● Direction: Where does the string "είναι" appear? Copy every line of the entries below that holds it.

==========

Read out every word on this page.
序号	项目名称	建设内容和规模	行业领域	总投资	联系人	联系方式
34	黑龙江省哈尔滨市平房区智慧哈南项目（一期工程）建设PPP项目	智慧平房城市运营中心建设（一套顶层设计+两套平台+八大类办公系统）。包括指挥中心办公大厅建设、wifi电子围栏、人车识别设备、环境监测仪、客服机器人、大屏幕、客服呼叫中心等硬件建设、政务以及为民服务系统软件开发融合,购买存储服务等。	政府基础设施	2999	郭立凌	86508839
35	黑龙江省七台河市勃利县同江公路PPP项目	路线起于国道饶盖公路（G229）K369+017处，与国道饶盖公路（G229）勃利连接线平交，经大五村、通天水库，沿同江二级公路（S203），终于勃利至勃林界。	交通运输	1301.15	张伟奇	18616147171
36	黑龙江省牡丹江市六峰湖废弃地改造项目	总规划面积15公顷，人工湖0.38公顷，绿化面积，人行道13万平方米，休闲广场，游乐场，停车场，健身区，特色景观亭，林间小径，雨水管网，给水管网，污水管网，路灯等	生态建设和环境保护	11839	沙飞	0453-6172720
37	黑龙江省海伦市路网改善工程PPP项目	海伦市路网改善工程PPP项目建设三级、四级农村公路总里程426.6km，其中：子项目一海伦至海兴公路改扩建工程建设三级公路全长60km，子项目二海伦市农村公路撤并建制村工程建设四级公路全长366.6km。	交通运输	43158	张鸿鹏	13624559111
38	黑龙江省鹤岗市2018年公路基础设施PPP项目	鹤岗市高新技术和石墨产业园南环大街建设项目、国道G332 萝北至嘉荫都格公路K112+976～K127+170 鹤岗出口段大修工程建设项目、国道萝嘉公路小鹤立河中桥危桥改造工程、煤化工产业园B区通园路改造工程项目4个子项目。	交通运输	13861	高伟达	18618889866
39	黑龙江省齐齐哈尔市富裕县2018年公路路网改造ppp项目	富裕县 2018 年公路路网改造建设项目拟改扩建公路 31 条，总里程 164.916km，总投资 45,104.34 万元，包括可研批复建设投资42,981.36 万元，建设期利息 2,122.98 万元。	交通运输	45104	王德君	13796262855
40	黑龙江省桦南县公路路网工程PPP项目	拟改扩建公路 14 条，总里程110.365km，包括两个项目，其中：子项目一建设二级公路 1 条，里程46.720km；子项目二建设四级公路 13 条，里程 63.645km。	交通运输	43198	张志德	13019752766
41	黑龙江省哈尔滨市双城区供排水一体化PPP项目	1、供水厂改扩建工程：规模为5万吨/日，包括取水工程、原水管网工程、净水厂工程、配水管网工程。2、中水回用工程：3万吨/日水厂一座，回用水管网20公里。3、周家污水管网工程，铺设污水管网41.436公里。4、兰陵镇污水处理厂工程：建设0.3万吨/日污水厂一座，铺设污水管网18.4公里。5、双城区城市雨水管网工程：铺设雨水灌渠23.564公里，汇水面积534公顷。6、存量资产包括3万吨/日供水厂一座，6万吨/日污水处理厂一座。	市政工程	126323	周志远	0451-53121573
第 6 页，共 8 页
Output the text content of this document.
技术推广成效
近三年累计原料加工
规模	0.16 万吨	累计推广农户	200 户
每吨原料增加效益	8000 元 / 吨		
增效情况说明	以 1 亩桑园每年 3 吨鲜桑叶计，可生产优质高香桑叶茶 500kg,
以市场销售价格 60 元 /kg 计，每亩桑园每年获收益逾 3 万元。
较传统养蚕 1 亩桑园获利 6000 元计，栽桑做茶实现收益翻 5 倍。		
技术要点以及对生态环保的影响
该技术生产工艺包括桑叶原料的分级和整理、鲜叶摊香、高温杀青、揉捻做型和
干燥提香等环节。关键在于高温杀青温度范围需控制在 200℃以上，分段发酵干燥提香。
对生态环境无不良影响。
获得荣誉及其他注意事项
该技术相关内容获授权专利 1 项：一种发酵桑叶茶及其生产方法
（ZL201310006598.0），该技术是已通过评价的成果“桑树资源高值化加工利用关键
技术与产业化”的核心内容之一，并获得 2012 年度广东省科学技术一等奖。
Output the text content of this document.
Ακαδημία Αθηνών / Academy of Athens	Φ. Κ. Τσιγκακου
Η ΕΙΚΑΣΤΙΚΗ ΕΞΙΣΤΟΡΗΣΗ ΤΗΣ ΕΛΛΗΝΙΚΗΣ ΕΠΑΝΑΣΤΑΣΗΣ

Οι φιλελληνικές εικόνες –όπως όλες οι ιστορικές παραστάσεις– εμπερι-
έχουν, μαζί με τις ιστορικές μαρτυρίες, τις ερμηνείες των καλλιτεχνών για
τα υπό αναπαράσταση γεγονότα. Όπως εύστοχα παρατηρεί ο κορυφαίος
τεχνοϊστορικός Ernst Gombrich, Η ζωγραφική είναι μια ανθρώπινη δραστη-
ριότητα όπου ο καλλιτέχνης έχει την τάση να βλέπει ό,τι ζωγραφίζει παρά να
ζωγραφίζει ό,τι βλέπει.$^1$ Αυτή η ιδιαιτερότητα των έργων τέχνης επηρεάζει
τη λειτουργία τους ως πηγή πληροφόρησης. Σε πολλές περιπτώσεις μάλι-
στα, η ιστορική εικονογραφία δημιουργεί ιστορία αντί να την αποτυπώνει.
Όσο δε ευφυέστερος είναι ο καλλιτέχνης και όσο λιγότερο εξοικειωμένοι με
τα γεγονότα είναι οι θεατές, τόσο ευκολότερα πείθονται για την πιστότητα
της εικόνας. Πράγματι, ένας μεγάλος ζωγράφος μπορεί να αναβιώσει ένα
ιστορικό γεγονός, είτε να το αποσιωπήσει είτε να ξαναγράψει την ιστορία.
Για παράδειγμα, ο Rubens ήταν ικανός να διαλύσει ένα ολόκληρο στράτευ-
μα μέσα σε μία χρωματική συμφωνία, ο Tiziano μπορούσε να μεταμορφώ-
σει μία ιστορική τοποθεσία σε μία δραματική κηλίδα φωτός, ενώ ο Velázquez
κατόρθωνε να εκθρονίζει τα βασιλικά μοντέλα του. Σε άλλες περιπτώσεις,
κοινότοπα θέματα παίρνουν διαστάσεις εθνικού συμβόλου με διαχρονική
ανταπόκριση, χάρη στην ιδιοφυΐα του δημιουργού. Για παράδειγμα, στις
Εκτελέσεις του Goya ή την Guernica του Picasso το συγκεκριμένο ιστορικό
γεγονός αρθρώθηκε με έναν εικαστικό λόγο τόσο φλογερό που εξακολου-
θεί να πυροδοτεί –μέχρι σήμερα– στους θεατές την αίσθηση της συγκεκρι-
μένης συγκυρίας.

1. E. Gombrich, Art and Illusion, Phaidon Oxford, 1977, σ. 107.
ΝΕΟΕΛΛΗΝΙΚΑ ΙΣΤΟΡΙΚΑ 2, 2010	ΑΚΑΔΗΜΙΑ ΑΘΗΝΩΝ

==========

● Answer to this problem:
τεχνοϊστορικός Ernst Gombrich, Η ζωγραφική είναι μια ανθρώπινη δραστη-
Όσο δε ευφυέστερος είναι ο καλλιτέχνης και όσο λιγότερο εξοικειωμένοι με
τα γεγονότα είναι οι θεατές, τόσο ευκολότερα πείθονται για την πιστότητα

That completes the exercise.